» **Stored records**

(begin)

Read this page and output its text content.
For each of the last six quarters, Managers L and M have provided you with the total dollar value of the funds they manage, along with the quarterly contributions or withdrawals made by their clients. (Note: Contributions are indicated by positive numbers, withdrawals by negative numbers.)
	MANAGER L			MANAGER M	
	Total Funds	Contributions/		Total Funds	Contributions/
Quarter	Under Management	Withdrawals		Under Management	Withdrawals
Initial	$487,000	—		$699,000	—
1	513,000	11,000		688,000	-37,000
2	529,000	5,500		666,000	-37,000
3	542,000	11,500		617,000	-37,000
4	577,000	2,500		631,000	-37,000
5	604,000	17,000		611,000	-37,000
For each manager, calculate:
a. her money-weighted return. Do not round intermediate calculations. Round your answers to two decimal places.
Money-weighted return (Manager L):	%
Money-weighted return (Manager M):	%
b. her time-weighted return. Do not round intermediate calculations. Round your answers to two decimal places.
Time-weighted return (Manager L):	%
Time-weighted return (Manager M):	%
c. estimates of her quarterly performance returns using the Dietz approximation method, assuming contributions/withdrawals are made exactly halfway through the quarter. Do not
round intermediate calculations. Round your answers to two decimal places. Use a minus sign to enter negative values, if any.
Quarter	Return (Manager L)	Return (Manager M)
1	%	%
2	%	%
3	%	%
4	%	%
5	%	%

(end)
(begin)

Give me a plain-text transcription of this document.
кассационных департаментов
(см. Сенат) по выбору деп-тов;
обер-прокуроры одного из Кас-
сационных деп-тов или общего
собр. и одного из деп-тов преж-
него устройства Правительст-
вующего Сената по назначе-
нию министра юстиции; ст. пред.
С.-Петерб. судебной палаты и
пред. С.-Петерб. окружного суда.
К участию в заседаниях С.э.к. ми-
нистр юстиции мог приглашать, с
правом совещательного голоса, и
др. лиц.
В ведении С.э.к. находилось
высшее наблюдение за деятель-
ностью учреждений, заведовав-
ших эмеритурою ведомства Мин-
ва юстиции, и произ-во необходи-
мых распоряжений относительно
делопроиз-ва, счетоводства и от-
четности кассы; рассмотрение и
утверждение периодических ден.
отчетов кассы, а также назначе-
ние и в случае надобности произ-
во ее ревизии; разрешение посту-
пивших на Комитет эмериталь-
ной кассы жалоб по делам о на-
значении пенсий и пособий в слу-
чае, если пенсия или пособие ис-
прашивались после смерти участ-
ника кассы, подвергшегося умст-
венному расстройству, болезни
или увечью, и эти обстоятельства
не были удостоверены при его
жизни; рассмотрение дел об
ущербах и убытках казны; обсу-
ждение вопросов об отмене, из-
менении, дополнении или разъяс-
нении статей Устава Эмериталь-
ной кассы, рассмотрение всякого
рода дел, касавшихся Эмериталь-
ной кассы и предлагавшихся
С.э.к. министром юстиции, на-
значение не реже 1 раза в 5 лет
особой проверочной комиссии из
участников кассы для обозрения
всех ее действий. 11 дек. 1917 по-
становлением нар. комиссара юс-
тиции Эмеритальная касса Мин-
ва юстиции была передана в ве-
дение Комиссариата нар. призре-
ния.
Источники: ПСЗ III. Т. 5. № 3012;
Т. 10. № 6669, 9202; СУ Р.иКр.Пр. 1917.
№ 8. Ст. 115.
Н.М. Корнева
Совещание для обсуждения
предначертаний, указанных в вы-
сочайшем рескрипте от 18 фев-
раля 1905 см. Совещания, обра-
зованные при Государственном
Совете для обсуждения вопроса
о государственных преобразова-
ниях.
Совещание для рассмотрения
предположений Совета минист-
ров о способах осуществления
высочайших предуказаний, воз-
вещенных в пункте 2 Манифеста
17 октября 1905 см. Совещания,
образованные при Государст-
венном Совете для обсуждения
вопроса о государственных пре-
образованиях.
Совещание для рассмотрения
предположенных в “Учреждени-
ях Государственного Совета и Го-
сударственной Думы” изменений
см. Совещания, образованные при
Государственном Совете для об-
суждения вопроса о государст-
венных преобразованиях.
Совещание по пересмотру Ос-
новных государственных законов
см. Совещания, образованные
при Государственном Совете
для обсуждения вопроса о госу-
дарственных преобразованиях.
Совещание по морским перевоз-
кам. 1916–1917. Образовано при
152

(end)
(begin)

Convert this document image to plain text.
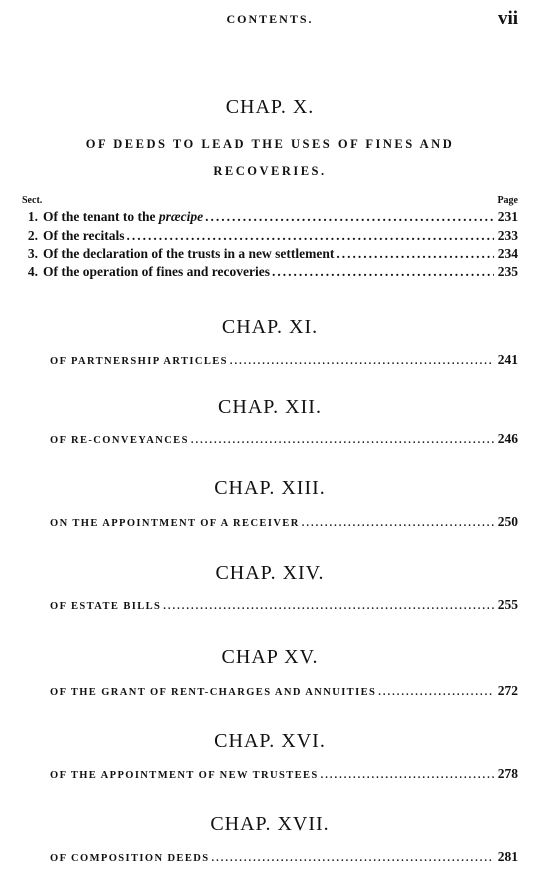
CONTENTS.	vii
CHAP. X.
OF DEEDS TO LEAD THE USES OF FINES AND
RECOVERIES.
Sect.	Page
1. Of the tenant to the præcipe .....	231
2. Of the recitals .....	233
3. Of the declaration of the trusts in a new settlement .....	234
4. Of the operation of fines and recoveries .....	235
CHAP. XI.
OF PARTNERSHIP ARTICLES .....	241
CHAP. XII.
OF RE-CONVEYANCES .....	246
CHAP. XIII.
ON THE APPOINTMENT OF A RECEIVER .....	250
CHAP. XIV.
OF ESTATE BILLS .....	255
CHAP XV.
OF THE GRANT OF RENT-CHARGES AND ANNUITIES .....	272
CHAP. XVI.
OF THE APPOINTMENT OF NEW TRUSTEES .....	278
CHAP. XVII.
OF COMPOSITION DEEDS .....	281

(end)

» **The task**
Give only the number of lines that include the word "plain".

» **The result**
2